Work to do
In the listing below, pick out lines with "this".

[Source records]
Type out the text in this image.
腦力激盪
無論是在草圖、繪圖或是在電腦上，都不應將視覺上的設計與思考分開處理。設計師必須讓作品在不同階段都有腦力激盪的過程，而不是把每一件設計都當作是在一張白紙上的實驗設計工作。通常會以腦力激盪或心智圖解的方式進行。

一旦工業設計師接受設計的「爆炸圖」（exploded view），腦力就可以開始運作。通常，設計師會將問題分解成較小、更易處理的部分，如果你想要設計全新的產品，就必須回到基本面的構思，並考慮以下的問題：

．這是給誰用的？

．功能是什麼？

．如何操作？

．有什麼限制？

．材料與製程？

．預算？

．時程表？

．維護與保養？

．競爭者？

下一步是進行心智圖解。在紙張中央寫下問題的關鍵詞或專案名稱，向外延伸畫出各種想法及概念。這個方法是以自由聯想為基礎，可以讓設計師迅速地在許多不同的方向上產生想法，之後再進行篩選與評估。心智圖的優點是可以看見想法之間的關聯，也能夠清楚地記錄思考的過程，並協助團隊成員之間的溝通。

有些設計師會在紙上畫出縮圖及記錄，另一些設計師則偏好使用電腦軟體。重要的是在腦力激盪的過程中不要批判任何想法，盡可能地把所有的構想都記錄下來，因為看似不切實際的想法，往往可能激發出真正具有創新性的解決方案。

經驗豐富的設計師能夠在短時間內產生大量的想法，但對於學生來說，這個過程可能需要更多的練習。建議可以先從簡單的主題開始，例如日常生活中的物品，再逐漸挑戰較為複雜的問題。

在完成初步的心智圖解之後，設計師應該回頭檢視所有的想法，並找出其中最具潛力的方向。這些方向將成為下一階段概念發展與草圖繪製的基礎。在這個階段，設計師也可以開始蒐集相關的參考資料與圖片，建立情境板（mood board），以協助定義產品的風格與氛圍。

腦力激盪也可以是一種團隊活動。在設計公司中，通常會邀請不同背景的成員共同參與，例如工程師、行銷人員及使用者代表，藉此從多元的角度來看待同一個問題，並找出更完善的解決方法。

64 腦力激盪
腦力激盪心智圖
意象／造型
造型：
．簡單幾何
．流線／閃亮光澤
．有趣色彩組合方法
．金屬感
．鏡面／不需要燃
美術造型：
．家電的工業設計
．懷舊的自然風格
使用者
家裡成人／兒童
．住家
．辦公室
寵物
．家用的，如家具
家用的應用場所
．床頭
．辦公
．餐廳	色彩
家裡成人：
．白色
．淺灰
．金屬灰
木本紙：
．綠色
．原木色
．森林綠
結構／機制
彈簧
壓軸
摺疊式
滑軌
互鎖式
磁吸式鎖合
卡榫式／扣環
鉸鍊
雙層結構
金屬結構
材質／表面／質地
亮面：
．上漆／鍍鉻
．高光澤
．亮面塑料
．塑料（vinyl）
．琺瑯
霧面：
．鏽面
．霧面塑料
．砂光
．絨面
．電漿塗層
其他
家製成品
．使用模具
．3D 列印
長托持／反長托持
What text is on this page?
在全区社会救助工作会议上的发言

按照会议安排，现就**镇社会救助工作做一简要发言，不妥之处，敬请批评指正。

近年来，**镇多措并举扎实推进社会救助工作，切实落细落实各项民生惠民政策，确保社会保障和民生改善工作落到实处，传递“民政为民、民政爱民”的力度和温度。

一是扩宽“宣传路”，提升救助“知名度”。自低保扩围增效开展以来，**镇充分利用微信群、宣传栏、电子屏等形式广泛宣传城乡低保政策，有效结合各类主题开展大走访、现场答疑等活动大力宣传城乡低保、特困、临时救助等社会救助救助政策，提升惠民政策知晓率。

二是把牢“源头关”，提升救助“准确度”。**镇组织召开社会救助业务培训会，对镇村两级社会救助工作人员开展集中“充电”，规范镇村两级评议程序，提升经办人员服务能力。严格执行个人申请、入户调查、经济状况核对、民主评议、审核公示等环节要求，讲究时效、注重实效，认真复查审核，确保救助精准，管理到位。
...
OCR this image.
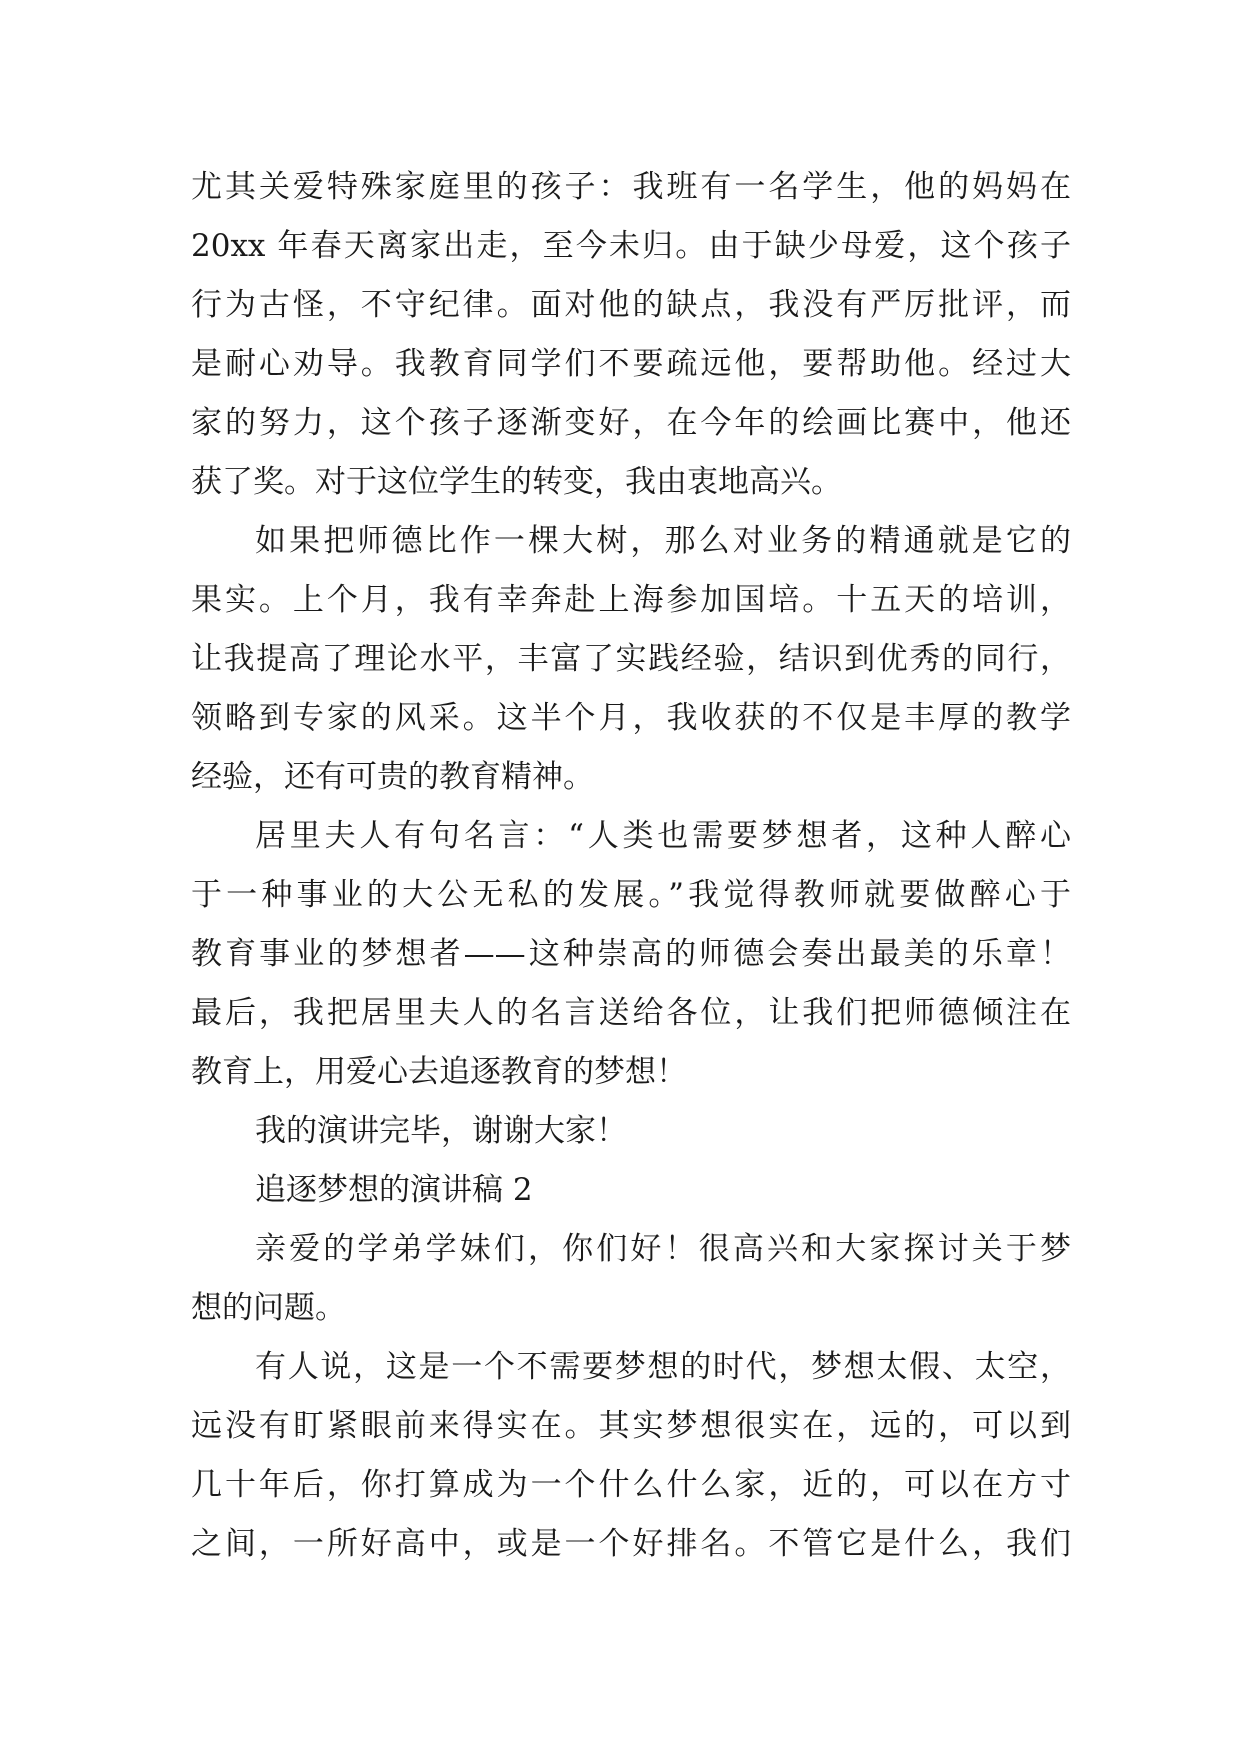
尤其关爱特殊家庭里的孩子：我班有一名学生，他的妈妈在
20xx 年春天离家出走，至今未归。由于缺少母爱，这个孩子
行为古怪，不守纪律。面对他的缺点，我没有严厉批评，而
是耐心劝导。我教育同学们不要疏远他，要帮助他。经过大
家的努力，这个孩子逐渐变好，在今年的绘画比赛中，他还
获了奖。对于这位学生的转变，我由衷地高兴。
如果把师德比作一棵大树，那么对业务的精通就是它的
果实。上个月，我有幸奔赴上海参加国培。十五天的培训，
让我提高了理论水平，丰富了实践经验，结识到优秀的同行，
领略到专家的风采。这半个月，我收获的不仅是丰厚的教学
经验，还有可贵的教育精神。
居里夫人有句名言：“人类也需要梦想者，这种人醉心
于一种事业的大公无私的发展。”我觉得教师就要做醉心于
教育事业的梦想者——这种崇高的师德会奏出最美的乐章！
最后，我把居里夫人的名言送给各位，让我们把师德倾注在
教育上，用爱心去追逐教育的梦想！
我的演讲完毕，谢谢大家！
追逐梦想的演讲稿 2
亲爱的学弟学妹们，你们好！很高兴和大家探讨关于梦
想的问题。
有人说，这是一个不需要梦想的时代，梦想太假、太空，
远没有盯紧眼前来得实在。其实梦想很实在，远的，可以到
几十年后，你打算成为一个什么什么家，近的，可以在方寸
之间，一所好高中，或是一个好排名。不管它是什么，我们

In response
Type out the text in this image.
What text is on this page?
OCR this image.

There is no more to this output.